Extracted data entries
◆ ◆ ◆ ◆ ◆
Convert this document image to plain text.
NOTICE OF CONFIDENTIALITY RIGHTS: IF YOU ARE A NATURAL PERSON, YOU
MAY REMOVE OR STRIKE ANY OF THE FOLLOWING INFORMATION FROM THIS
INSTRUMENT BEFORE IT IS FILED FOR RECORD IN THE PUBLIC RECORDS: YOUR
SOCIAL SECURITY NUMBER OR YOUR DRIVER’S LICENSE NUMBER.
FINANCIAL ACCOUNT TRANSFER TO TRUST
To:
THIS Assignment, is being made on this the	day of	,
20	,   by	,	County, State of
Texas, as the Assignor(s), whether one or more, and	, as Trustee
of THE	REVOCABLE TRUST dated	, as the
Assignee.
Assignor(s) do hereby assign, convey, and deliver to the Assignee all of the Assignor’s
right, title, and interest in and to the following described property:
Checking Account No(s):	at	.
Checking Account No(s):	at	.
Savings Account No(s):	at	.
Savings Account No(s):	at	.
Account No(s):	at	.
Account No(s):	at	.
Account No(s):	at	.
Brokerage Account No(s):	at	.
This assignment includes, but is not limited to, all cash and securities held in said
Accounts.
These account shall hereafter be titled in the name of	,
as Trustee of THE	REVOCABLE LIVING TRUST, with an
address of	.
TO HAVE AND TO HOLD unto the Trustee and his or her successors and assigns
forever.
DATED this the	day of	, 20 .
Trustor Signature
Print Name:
◆ ◆ ◆ ◆ ◆
» Objective:
Please repeat the material above, word for word and in full.

» Complete answer:
Convert this document image to plain text.
NOTICE OF CONFIDENTIALITY RIGHTS: IF YOU ARE A NATURAL PERSON, YOU
MAY REMOVE OR STRIKE ANY OF THE FOLLOWING INFORMATION FROM THIS
INSTRUMENT BEFORE IT IS FILED FOR RECORD IN THE PUBLIC RECORDS: YOUR
SOCIAL SECURITY NUMBER OR YOUR DRIVER’S LICENSE NUMBER.
FINANCIAL ACCOUNT TRANSFER TO TRUST
To:
THIS Assignment, is being made on this the	day of	,
20	,   by	,	County, State of
Texas, as the Assignor(s), whether one or more, and	, as Trustee
of THE	REVOCABLE TRUST dated	, as the
Assignee.
Assignor(s) do hereby assign, convey, and deliver to the Assignee all of the Assignor’s
right, title, and interest in and to the following described property:
Checking Account No(s):	at	.
Checking Account No(s):	at	.
Savings Account No(s):	at	.
Savings Account No(s):	at	.
Account No(s):	at	.
Account No(s):	at	.
Account No(s):	at	.
Brokerage Account No(s):	at	.
This assignment includes, but is not limited to, all cash and securities held in said
Accounts.
These account shall hereafter be titled in the name of	,
as Trustee of THE	REVOCABLE LIVING TRUST, with an
address of	.
TO HAVE AND TO HOLD unto the Trustee and his or her successors and assigns
forever.
DATED this the	day of	, 20 .
Trustor Signature
Print Name:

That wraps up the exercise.